__Task to carry out__.
Leave out the pictures; transcribe all else exactly.

__Data excerpts__.
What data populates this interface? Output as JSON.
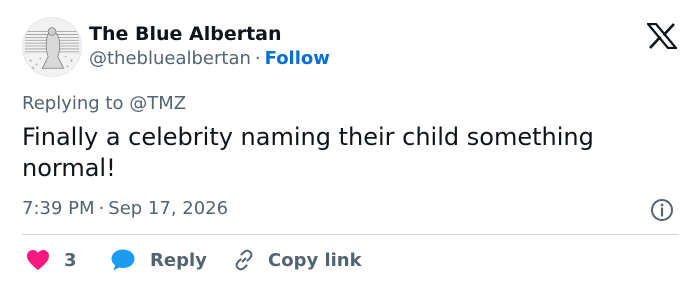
{
  "author": {
    "name": "The Blue Albertan",
    "handle": "@thebluealbertan",
    "separator": "·",
    "follow_label": "Follow"
  },
  "reply_context": {
    "prefix": "Replying to",
    "mention": "@TMZ"
  },
  "tweet": {
    "text": "Finally a celebrity naming their child something normal!",
    "time": "7:39 PM",
    "separator": "·",
    "date": "Sep 17, 2026"
  },
  "actions": {
    "like_count": "3",
    "reply_label": "Reply",
    "copy_label": "Copy link"
  },
  "icons": {
    "brand": "x-logo-icon",
    "info": "info-icon",
    "like": "heart-icon",
    "reply": "speech-bubble-icon",
    "copy": "link-icon"
  },
  "colors": {
    "text_primary": "#0f1419",
    "text_secondary": "#536471",
    "follow": "#006fd6",
    "like": "#f91880",
    "reply": "#1d9bf0",
    "divider": "#cfd9de"
  }
}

__Task response__.
What data populates this interface? Output as JSON.
{
  "author": {
    "name": "The Blue Albertan",
    "handle": "@thebluealbertan",
    "separator": "·",
    "follow_label": "Follow"
  },
  "reply_context": {
    "prefix": "Replying to",
    "mention": "@TMZ"
  },
  "tweet": {
    "text": "Finally a celebrity naming their child something normal!",
    "time": "7:39 PM",
    "separator": "·",
    "date": "Sep 17, 2026"
  },
  "actions": {
    "like_count": "3",
    "reply_label": "Reply",
    "copy_label": "Copy link"
  },
  "icons": {
    "brand": "x-logo-icon",
    "info": "info-icon",
    "like": "heart-icon",
    "reply": "speech-bubble-icon",
    "copy": "link-icon"
  },
  "colors": {
    "text_primary": "#0f1419",
    "text_secondary": "#536471",
    "follow": "#006fd6",
    "like": "#f91880",
    "reply": "#1d9bf0",
    "divider": "#cfd9de"
  }
}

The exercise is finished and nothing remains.